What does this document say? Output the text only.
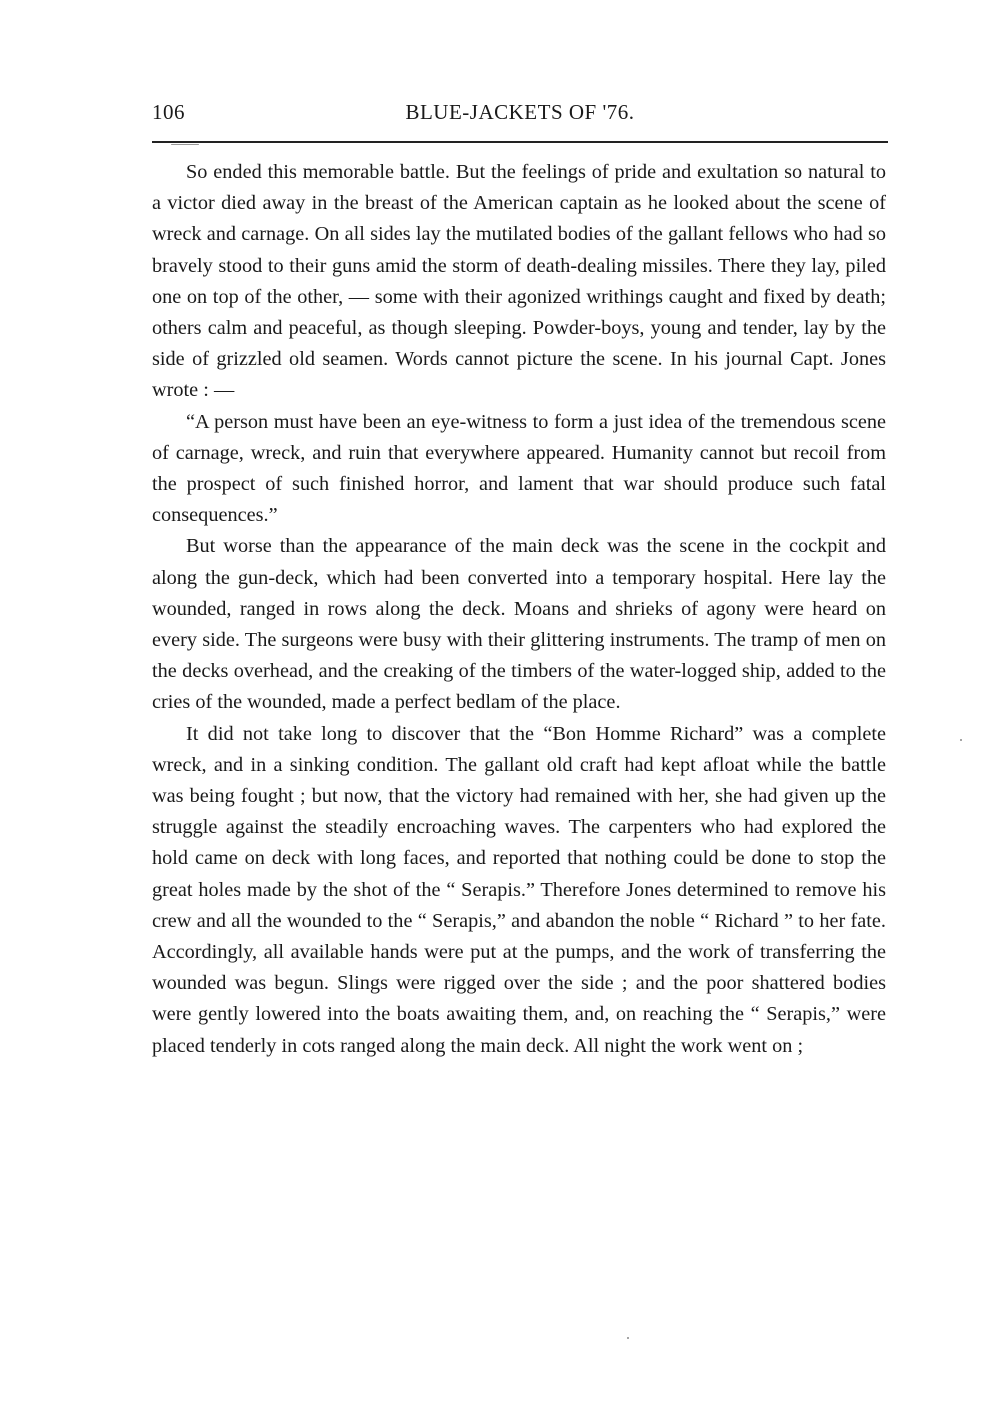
106	BLUE-JACKETS OF '76.

So ended this memorable battle. But the feelings of pride and exultation so natural to a victor died away in the breast of the American captain as he looked about the scene of wreck and carnage. On all sides lay the mutilated bodies of the gallant fellows who had so bravely stood to their guns amid the storm of death-dealing missiles. There they lay, piled one on top of the other, — some with their agonized writhings caught and fixed by death; others calm and peaceful, as though sleeping. Powder-boys, young and tender, lay by the side of grizzled old seamen. Words cannot picture the scene. In his journal Capt. Jones wrote : —

“A person must have been an eye-witness to form a just idea of the tremendous scene of carnage, wreck, and ruin that everywhere appeared. Humanity cannot but recoil from the prospect of such finished horror, and lament that war should produce such fatal consequences.”

But worse than the appearance of the main deck was the scene in the cockpit and along the gun-deck, which had been converted into a temporary hospital. Here lay the wounded, ranged in rows along the deck. Moans and shrieks of agony were heard on every side. The surgeons were busy with their glittering instruments. The tramp of men on the decks overhead, and the creaking of the timbers of the water-logged ship, added to the cries of the wounded, made a perfect bedlam of the place.

It did not take long to discover that the “Bon Homme Richard” was a complete wreck, and in a sinking condition. The gallant old craft had kept afloat while the battle was being fought ; but now, that the victory had remained with her, she had given up the struggle against the steadily encroaching waves. The carpenters who had explored the hold came on deck with long faces, and reported that nothing could be done to stop the great holes made by the shot of the “ Serapis.” Therefore Jones determined to remove his crew and all the wounded to the “ Serapis,” and abandon the noble “ Richard ” to her fate. Accordingly, all available hands were put at the pumps, and the work of transferring the wounded was begun. Slings were rigged over the side ; and the poor shattered bodies were gently lowered into the boats awaiting them, and, on reaching the “ Serapis,” were placed tenderly in cots ranged along the main deck. All night the work went on ;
####################
Your copy should hold every record word for word and none of the pictures.

What does this document say? Output the text only.
106	BLUE-JACKETS OF '76.

So ended this memorable battle. But the feelings of pride and exultation so natural to a victor died away in the breast of the American captain as he looked about the scene of wreck and carnage. On all sides lay the mutilated bodies of the gallant fellows who had so bravely stood to their guns amid the storm of death-dealing missiles. There they lay, piled one on top of the other, — some with their agonized writhings caught and fixed by death; others calm and peaceful, as though sleeping. Powder-boys, young and tender, lay by the side of grizzled old seamen. Words cannot picture the scene. In his journal Capt. Jones wrote : —

“A person must have been an eye-witness to form a just idea of the tremendous scene of carnage, wreck, and ruin that everywhere appeared. Humanity cannot but recoil from the prospect of such finished horror, and lament that war should produce such fatal consequences.”

But worse than the appearance of the main deck was the scene in the cockpit and along the gun-deck, which had been converted into a temporary hospital. Here lay the wounded, ranged in rows along the deck. Moans and shrieks of agony were heard on every side. The surgeons were busy with their glittering instruments. The tramp of men on the decks overhead, and the creaking of the timbers of the water-logged ship, added to the cries of the wounded, made a perfect bedlam of the place.

It did not take long to discover that the “Bon Homme Richard” was a complete wreck, and in a sinking condition. The gallant old craft had kept afloat while the battle was being fought ; but now, that the victory had remained with her, she had given up the struggle against the steadily encroaching waves. The carpenters who had explored the hold came on deck with long faces, and reported that nothing could be done to stop the great holes made by the shot of the “ Serapis.” Therefore Jones determined to remove his crew and all the wounded to the “ Serapis,” and abandon the noble “ Richard ” to her fate. Accordingly, all available hands were put at the pumps, and the work of transferring the wounded was begun. Slings were rigged over the side ; and the poor shattered bodies were gently lowered into the boats awaiting them, and, on reaching the “ Serapis,” were placed tenderly in cots ranged along the main deck. All night the work went on ;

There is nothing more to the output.